Task directions: Exclude the pictures and return every line exactly as written.

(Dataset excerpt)
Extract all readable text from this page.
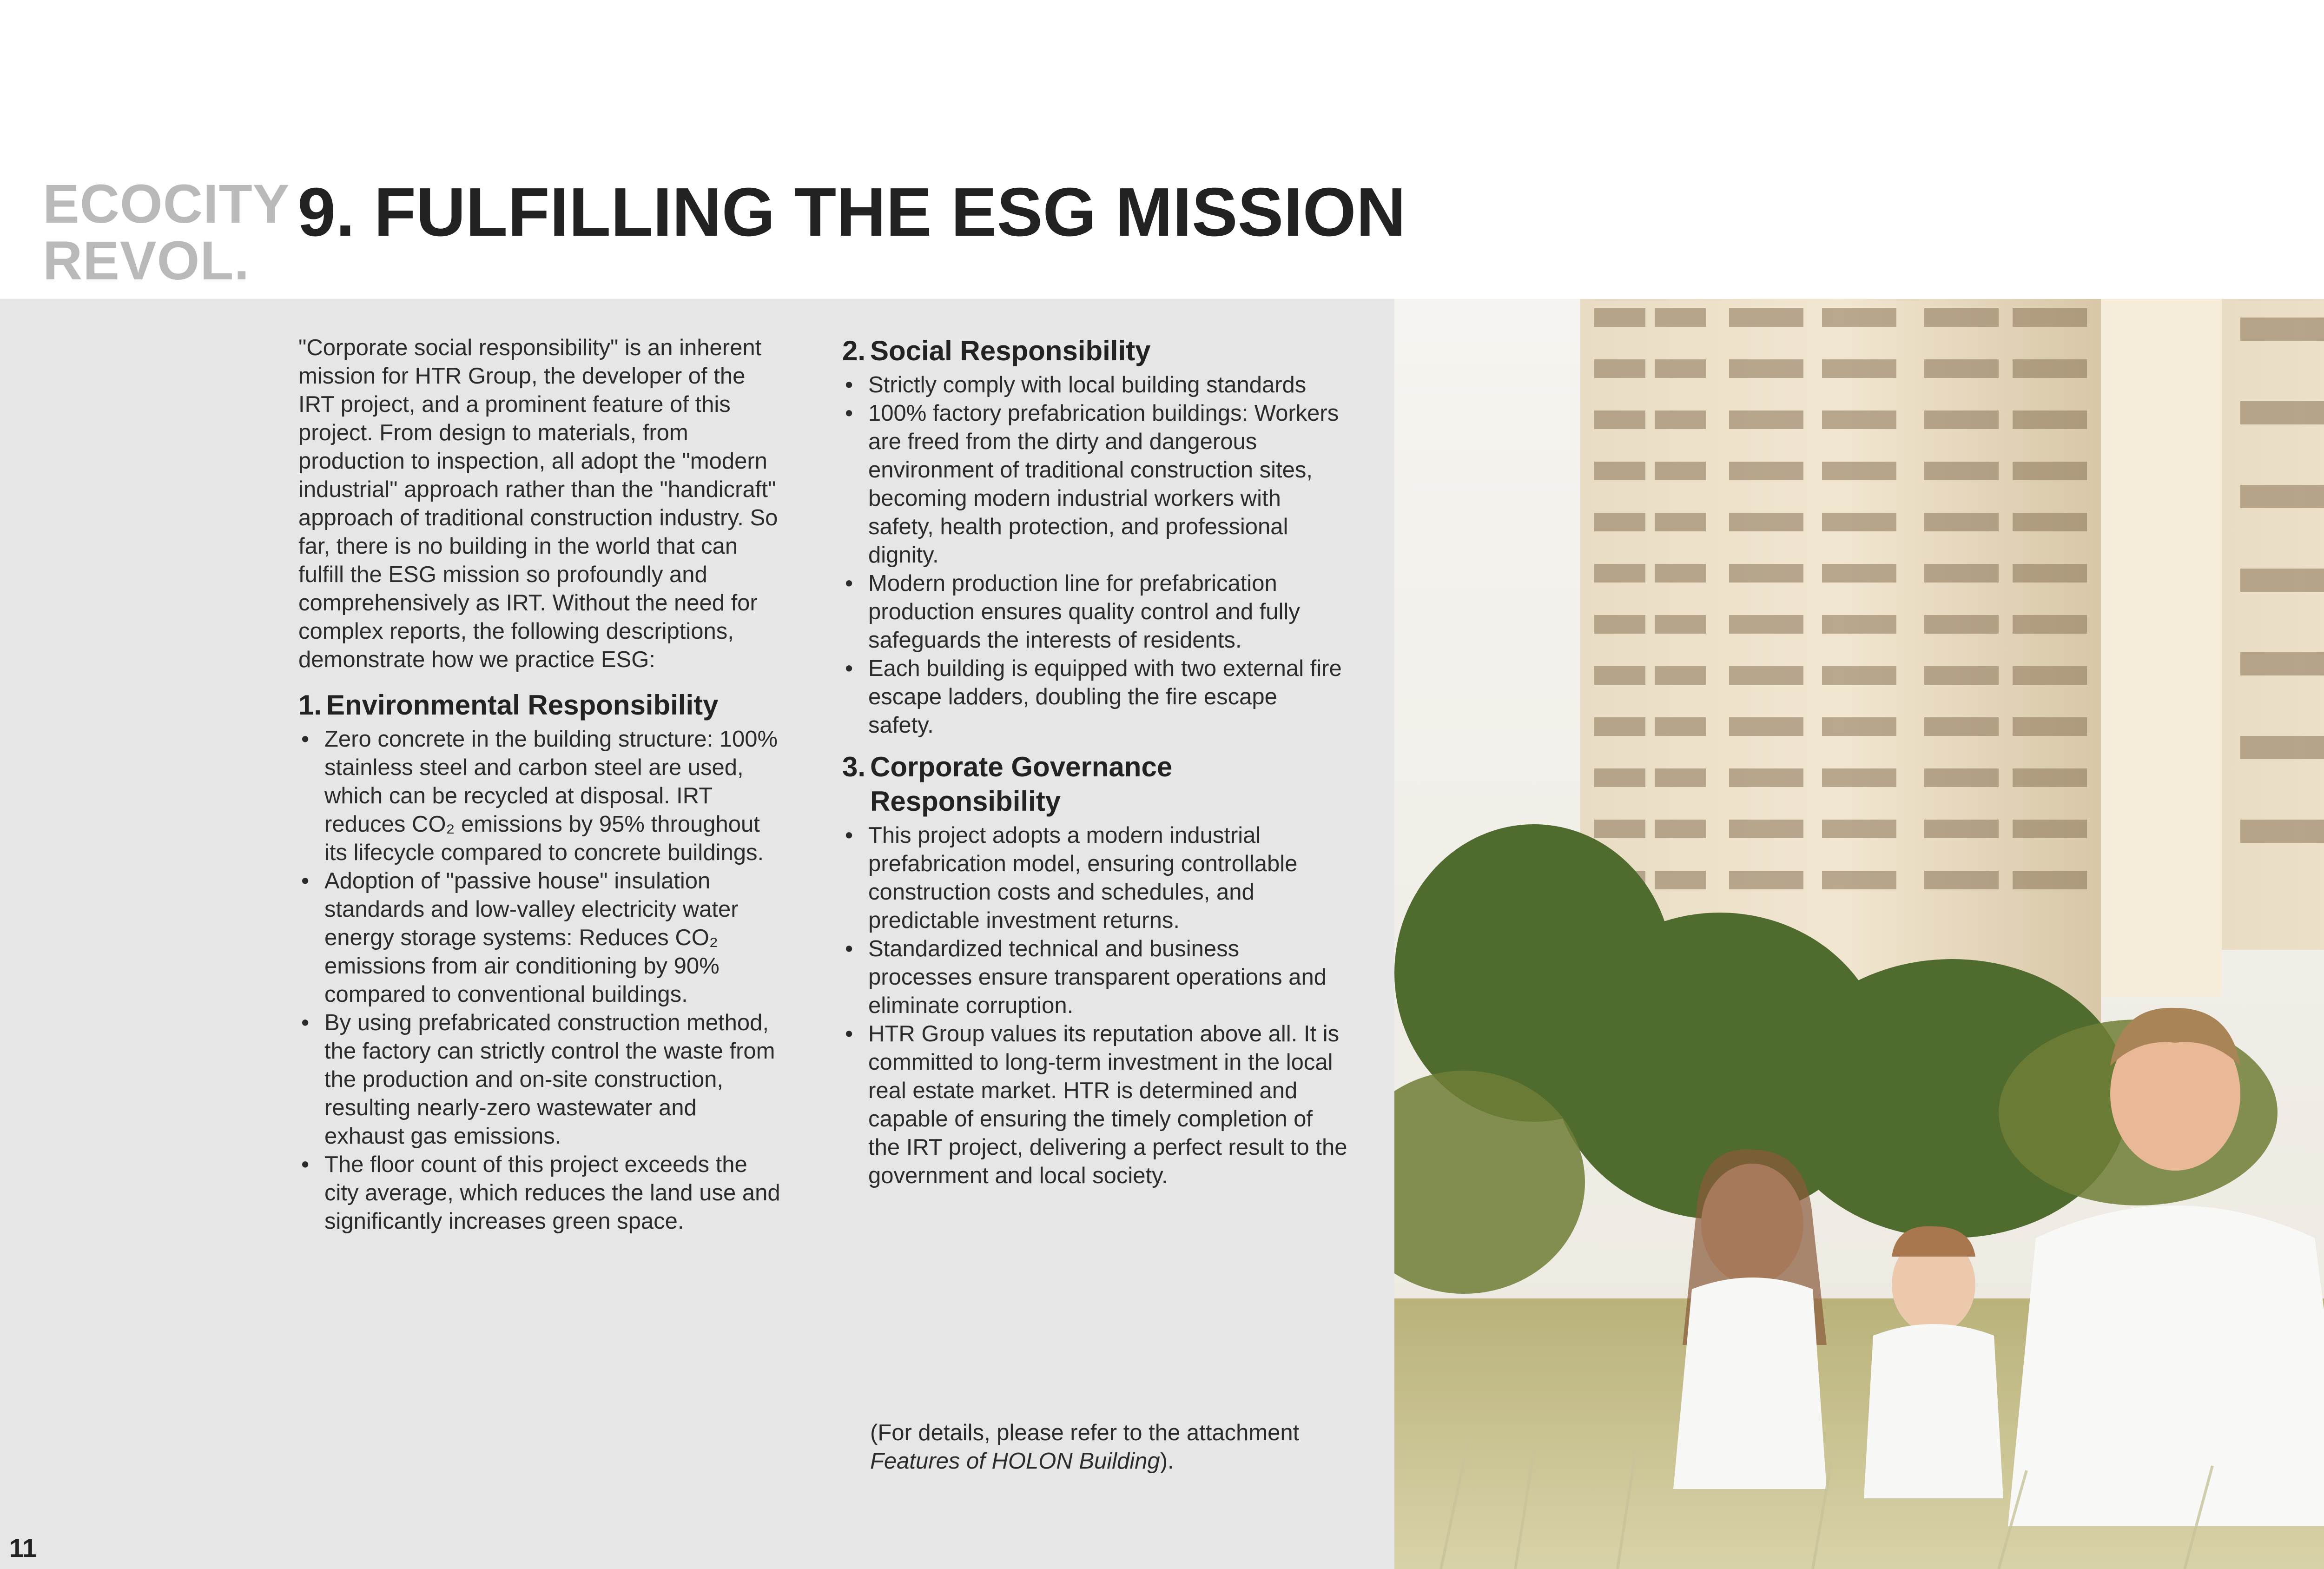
ECOCITY
REVOL.
9. FULFILLING THE ESG MISSION

"Corporate social responsibility" is an inherent mission for HTR Group, the developer of the IRT project, and a prominent feature of this project. From design to materials, from production to inspection, all adopt the "modern industrial" approach rather than the "handicraft" approach of traditional construction industry. So far, there is no building in the world that can fulfill the ESG mission so profoundly and comprehensively as IRT. Without the need for complex reports, the following descriptions, demonstrate how we practice ESG:

1. Environmental Responsibility
• Zero concrete in the building structure: 100% stainless steel and carbon steel are used, which can be recycled at disposal. IRT reduces CO₂ emissions by 95% throughout its lifecycle compared to concrete buildings.
• Adoption of "passive house" insulation standards and low-valley electricity water energy storage systems: Reduces CO₂ emissions from air conditioning by 90% compared to conventional buildings.
• By using prefabricated construction method, the factory can strictly control the waste from the production and on-site construction, resulting nearly-zero wastewater and exhaust gas emissions.
• The floor count of this project exceeds the city average, which reduces the land use and significantly increases green space.
2. Social Responsibility
• Strictly comply with local building standards
• 100% factory prefabrication buildings: Workers are freed from the dirty and dangerous environment of traditional construction sites, becoming modern industrial workers with safety, health protection, and professional dignity.
• Modern production line for prefabrication production ensures quality control and fully safeguards the interests of residents.
• Each building is equipped with two external fire escape ladders, doubling the fire escape safety.
3. Corporate Governance Responsibility
• This project adopts a modern industrial prefabrication model, ensuring controllable construction costs and schedules, and predictable investment returns.
• Standardized technical and business processes ensure transparent operations and eliminate corruption.
• HTR Group values its reputation above all. It is committed to long-term investment in the local real estate market. HTR is determined and capable of ensuring the timely completion of the IRT project, delivering a perfect result to the government and local society.
(For details, please refer to the attachment
Features of HOLON Building).
11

Task answer:
Extract all readable text from this page.
ECOCITY
REVOL.
9. FULFILLING THE ESG MISSION

"Corporate social responsibility" is an inherent mission for HTR Group, the developer of the IRT project, and a prominent feature of this project. From design to materials, from production to inspection, all adopt the "modern industrial" approach rather than the "handicraft" approach of traditional construction industry. So far, there is no building in the world that can fulfill the ESG mission so profoundly and comprehensively as IRT. Without the need for complex reports, the following descriptions, demonstrate how we practice ESG:

1. Environmental Responsibility
• Zero concrete in the building structure: 100% stainless steel and carbon steel are used, which can be recycled at disposal. IRT reduces CO₂ emissions by 95% throughout its lifecycle compared to concrete buildings.
• Adoption of "passive house" insulation standards and low-valley electricity water energy storage systems: Reduces CO₂ emissions from air conditioning by 90% compared to conventional buildings.
• By using prefabricated construction method, the factory can strictly control the waste from the production and on-site construction, resulting nearly-zero wastewater and exhaust gas emissions.
• The floor count of this project exceeds the city average, which reduces the land use and significantly increases green space.
2. Social Responsibility
• Strictly comply with local building standards
• 100% factory prefabrication buildings: Workers are freed from the dirty and dangerous environment of traditional construction sites, becoming modern industrial workers with safety, health protection, and professional dignity.
• Modern production line for prefabrication production ensures quality control and fully safeguards the interests of residents.
• Each building is equipped with two external fire escape ladders, doubling the fire escape safety.
3. Corporate Governance Responsibility
• This project adopts a modern industrial prefabrication model, ensuring controllable construction costs and schedules, and predictable investment returns.
• Standardized technical and business processes ensure transparent operations and eliminate corruption.
• HTR Group values its reputation above all. It is committed to long-term investment in the local real estate market. HTR is determined and capable of ensuring the timely completion of the IRT project, delivering a perfect result to the government and local society.
(For details, please refer to the attachment
Features of HOLON Building).
11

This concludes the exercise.